## Task list
(1) Can you reproduce the carbon nanotube passage word for word between "The nanotubes must" and "processed in solution.", inclusive?
(2) What comes next in the carbon nanotube passage? Continue it from its final sentence.

## Text shown
::::::
The UW–Madison team used polymers to selectively sort out the semiconducting nanotubes, achieving a solution of ultra-highpurity semiconducting CNTs, and thus solving the challenge of isolating purely CNTs (because metallic nanotube impurities act like copper wires and disrupt their semiconducting properties)
“We have identified specific conditions in which you can get rid of nearly all metallic nanotubes, where we have less than 0.01 % metallic nanotubes,” says Arnold.
The team also surmounted the challenge of nanotube alignment, with just the right spacing, when assembled on a wafer. Thus, the researchers developed a technique, called “floating evaporative self-assembly,” that gives them placement and alignment control of the nanotubes.
The nanotubes must make good electrical contacts with the metal electrodes of the transistor. Because the polymer the UW–Madison researchers use to isolate the semiconducting nanotubes also acts like an insulating layer between the nanotubes and the electrodes, the team “baked” the nanotube arrays in a vacuum oven to remove the insulating layer, resulting in excellent electrical contacts to the nanotubes.
The researchers also developed a treatment that removes residues from the nanotubes after they’re processed in solution.
::::::
## Dataset
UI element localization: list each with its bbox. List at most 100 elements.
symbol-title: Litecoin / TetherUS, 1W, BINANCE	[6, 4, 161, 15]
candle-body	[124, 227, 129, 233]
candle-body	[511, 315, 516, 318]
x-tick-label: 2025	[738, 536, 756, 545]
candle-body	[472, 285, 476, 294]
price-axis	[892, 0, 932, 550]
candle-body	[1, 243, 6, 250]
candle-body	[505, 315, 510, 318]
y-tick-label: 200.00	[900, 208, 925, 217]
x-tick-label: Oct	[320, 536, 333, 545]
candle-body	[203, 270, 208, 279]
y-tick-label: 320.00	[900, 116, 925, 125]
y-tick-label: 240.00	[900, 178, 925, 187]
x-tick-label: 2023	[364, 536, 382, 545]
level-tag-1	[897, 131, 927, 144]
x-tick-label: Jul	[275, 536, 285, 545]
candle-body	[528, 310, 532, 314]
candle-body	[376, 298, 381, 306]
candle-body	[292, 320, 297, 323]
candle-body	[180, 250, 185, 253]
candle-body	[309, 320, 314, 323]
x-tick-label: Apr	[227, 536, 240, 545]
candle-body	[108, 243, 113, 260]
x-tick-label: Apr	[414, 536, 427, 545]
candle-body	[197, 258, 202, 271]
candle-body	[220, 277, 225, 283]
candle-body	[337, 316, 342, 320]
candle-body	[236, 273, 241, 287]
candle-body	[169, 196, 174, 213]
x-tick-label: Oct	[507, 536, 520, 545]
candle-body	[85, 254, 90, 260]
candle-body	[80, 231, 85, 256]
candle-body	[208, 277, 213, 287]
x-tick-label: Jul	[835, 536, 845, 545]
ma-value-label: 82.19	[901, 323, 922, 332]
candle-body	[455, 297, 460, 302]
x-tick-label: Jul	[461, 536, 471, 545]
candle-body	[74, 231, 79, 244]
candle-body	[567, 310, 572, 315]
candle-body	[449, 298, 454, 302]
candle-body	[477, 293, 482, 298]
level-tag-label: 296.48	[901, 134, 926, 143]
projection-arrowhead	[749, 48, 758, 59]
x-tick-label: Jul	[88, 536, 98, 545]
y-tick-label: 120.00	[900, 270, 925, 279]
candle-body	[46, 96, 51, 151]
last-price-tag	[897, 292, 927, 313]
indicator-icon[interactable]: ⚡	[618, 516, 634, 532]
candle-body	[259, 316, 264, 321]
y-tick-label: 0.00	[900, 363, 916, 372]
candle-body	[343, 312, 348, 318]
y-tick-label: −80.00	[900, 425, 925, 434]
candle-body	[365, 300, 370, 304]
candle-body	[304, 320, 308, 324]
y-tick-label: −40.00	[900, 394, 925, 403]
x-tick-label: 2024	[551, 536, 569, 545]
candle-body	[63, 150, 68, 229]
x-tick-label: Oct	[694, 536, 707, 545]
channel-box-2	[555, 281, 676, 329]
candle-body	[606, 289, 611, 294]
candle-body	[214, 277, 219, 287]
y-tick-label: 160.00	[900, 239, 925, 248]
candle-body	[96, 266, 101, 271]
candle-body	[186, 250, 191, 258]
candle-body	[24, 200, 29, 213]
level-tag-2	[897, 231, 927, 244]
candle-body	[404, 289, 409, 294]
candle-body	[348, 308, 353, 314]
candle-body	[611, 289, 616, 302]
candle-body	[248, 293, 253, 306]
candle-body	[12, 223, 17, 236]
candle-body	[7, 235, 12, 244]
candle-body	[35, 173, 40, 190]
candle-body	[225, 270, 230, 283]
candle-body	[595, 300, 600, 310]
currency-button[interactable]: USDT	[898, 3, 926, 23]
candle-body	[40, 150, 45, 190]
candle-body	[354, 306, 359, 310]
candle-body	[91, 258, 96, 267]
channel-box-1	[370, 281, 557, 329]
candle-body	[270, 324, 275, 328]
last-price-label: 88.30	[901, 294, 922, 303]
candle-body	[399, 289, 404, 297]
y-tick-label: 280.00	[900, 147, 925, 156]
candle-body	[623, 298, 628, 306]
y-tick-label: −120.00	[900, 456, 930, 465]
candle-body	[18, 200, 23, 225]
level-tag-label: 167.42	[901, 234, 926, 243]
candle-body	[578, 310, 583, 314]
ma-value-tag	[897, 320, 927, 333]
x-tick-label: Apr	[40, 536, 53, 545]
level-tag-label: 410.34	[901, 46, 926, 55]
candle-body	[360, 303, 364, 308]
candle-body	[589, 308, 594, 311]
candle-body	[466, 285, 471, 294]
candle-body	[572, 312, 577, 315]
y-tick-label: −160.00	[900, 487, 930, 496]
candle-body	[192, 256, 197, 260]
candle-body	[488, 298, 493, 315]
::::::
## Answers to each task
(1)
The nanotubes must make good electrical contacts with the metal electrodes of the transistor. Because the polymer the UW–Madison researchers use to isolate the semiconducting nanotubes also acts like an insulating layer between the nanotubes and the electrodes, the team “baked” the nanotube arrays in a vacuum oven to remove the insulating layer, resulting in excellent electrical contacts to the nanotubes.
The researchers also developed a treatment that removes residues from the nanotubes after they’re processed in solution.

(2)
The team is also working on adapting their device to match the geometry used in silicon transistors, “which get smaller with each new generation”. Moreover, they are also developing high-performance radio frequency amplifiers that may be able to boost a cell phone signal. While the researchers have already scaled their alignment and deposition process to 1 in. x 1 in. wafers, they are working on scaling the process up for commercial production.
Strengthening composite polymers for aerospace use
Meanwhile, the largest application segment for CNT is polymers, accounting for over 60% of global CNT market volume in 2014, according to Grandview Research. CNT as a filler reinforces polymers in composites for better electrical, thermal and mechanical strength of the end product. Armed with improved properties for heavy duty performance but much lighter weight, composites reinforced with CNTs find ideal applications in the aerospace sector.
But composite materials are also surprisingly vulnerable. While aluminium can withstand relatively large impacts before cracking, the many layers in composites can break apart due to relatively small impacts. Now, Massachusetts Institute of Technology (MIT) aerospace engineers have found a way to bond composite layers in such a way that the resulting material is substantially stronger and more resistant to damage than other advanced composites.
MIT engineers fastened the layers of composite materials together using CNTs. They embedded tiny “forests” of CNTs within a glue-like polymer matrix, then pressed the matrix between layers of carbon fibre composites. The nanotubes, resembling tiny, vertically-aligned stitches, worked themselves within the crevices of each composite layer, serving as a scaffold to hold the layers together.
In experiments to test the material’s strength, the team found that compared with existing composite materials the stitched composites were 30% stronger, withstanding greater forces before breaking apart.
This work was supported by Airbus Group, Boeing, Embraer, Lockheed Martin, Saab AB, Spirit AeroSystems Inc., Textron Systems, ANSYS, Hexcel, and TohoTenax through MIT's Nano-Engineered Composite aerospace STructures (NECST) Consortium and, in part, by the US Army.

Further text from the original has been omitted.